**WHAT YOU NEED TO DO:** Copy out all lines in the data below containing the string "Canalstr".

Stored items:

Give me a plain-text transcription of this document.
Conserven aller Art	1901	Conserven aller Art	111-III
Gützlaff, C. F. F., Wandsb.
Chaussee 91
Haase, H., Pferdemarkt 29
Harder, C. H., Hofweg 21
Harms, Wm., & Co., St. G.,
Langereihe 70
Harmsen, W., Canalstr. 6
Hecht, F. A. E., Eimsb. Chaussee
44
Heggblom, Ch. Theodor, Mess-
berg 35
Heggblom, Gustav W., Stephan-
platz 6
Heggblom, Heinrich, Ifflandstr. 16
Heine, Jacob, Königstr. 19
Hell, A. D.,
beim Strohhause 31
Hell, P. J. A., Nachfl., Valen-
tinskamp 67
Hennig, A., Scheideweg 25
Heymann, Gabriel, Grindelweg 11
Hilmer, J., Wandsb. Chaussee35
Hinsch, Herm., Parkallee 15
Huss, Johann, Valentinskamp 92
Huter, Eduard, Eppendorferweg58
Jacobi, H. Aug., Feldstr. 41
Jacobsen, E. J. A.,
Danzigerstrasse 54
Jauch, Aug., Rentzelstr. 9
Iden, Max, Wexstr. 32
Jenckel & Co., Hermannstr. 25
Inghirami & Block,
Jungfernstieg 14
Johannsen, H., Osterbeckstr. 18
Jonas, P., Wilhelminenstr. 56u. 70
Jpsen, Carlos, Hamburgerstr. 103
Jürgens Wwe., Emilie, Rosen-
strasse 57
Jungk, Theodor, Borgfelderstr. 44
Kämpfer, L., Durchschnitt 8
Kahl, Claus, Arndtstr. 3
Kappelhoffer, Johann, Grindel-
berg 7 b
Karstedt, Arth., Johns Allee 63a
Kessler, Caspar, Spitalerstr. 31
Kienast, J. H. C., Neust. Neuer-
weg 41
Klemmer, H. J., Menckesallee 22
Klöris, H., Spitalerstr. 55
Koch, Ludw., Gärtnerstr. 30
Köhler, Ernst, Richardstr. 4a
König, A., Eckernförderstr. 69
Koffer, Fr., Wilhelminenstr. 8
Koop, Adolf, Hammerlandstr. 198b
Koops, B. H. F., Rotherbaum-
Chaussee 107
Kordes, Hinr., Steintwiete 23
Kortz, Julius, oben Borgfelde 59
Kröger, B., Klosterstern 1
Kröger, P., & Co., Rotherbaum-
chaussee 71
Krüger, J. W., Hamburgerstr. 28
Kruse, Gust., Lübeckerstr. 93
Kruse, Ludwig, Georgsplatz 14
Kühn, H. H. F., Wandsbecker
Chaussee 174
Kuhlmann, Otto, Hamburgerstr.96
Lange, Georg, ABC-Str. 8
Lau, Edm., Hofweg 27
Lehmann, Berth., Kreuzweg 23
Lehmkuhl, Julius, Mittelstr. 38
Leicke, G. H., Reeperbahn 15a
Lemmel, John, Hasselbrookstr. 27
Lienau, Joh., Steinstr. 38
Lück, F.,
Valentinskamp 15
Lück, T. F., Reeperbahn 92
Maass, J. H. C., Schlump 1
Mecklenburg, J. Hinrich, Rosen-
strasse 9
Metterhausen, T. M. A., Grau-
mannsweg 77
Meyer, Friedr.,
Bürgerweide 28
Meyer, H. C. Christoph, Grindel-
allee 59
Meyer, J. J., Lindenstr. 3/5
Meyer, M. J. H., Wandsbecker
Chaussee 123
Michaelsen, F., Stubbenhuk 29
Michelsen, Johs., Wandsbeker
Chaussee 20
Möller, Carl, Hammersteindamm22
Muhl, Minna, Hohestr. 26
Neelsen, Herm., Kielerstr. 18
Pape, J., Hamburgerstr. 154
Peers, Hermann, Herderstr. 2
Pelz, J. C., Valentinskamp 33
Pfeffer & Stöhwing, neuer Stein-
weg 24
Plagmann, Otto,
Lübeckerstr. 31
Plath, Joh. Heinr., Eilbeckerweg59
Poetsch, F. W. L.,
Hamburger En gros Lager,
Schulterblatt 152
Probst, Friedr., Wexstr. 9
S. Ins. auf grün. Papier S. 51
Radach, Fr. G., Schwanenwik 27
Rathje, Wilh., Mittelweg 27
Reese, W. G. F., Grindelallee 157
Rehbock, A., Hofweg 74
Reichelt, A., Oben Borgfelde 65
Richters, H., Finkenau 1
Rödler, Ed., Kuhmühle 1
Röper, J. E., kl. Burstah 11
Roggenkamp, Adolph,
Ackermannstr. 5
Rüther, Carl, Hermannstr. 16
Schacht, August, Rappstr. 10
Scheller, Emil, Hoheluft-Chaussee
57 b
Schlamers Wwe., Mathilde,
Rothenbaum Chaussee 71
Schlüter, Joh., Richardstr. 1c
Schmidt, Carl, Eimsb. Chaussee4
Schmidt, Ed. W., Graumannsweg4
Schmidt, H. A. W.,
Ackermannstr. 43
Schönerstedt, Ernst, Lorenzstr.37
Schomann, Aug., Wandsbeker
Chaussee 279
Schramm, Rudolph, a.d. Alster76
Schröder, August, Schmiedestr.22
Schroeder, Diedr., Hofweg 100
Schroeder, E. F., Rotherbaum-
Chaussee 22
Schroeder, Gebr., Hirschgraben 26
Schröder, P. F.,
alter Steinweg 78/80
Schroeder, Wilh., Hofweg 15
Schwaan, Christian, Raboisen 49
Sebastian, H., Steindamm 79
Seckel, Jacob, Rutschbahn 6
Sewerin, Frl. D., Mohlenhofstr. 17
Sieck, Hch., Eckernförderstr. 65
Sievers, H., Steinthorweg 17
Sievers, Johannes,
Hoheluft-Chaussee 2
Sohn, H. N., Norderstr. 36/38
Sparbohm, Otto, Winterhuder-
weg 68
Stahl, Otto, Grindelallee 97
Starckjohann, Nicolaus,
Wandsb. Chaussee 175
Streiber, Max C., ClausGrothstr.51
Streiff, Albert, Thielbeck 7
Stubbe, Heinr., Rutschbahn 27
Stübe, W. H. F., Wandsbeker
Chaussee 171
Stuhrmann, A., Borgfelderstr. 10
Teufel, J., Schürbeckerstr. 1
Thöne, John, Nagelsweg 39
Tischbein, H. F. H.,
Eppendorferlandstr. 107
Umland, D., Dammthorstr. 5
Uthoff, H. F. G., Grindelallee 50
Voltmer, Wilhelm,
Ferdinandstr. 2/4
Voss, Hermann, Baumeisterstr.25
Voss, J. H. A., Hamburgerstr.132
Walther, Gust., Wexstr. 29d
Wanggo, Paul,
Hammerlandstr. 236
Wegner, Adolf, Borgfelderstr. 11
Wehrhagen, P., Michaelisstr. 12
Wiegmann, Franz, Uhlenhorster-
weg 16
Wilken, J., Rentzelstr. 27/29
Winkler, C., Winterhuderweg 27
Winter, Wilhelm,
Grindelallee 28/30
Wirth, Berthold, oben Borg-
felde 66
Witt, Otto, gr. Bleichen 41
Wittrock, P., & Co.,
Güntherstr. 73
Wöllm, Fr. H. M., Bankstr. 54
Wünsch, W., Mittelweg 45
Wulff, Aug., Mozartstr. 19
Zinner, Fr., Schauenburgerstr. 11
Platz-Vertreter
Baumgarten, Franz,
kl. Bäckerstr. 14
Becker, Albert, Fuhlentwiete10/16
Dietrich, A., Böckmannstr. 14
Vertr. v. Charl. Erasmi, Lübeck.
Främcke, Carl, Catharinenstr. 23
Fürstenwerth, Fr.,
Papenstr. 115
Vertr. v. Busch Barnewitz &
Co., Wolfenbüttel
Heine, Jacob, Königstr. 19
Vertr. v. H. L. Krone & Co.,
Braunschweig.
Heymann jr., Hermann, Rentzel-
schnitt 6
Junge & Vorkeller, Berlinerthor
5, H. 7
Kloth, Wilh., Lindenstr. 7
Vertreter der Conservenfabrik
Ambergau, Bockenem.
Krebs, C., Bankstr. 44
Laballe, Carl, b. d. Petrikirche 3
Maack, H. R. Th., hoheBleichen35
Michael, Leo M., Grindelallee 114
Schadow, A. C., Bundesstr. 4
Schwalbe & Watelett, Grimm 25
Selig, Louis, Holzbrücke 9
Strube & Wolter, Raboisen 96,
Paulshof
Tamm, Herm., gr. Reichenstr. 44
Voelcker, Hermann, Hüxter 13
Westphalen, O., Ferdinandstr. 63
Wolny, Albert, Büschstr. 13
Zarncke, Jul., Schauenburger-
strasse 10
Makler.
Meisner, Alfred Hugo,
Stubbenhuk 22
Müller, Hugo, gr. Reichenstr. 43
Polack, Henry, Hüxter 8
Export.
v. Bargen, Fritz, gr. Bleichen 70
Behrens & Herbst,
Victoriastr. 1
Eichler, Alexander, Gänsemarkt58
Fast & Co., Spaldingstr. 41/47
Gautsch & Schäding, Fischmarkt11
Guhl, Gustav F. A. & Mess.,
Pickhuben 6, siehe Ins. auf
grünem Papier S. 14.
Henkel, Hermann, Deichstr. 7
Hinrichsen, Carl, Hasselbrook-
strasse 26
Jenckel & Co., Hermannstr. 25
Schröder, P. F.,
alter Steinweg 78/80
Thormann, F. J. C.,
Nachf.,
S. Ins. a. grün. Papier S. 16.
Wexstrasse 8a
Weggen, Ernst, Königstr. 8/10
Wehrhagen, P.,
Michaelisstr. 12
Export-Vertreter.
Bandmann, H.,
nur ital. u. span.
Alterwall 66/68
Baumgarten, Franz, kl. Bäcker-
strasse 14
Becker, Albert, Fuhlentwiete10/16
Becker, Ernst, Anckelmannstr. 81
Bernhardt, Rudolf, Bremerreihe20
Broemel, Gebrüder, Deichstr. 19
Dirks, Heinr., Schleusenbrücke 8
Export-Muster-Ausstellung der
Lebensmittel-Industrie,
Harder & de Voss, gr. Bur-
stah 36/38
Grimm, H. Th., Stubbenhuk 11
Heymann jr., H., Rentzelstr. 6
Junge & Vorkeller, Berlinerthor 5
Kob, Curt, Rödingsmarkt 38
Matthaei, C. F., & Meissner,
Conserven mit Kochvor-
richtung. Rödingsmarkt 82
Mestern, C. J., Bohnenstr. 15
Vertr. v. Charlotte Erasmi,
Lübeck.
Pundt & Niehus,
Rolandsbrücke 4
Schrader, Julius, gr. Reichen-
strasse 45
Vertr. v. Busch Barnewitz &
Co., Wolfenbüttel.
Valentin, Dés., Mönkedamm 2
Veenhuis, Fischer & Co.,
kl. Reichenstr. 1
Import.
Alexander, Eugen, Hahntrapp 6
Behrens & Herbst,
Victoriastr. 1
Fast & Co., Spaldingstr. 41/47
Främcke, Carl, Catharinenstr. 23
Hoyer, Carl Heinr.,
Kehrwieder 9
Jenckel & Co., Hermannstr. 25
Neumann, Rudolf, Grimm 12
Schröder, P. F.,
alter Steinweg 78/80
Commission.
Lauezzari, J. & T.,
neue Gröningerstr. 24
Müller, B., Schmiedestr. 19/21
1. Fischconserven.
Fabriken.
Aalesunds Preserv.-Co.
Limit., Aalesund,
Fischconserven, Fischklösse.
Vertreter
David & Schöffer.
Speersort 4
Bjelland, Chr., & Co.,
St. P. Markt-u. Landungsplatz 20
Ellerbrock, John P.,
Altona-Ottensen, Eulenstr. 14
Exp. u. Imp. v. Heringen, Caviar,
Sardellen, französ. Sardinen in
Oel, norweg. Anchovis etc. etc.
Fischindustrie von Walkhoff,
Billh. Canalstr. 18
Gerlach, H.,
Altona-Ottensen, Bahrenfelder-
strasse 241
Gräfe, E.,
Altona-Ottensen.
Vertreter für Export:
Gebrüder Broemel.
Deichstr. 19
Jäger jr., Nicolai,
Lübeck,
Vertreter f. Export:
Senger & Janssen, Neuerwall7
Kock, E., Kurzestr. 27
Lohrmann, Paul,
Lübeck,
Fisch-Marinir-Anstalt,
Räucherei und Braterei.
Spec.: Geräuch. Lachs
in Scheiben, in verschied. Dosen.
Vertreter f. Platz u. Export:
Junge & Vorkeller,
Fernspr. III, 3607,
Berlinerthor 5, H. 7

**RESPONSE TO THIS TASK:**
Harmsen, W., Canalstr. 6
Billh. Canalstr. 18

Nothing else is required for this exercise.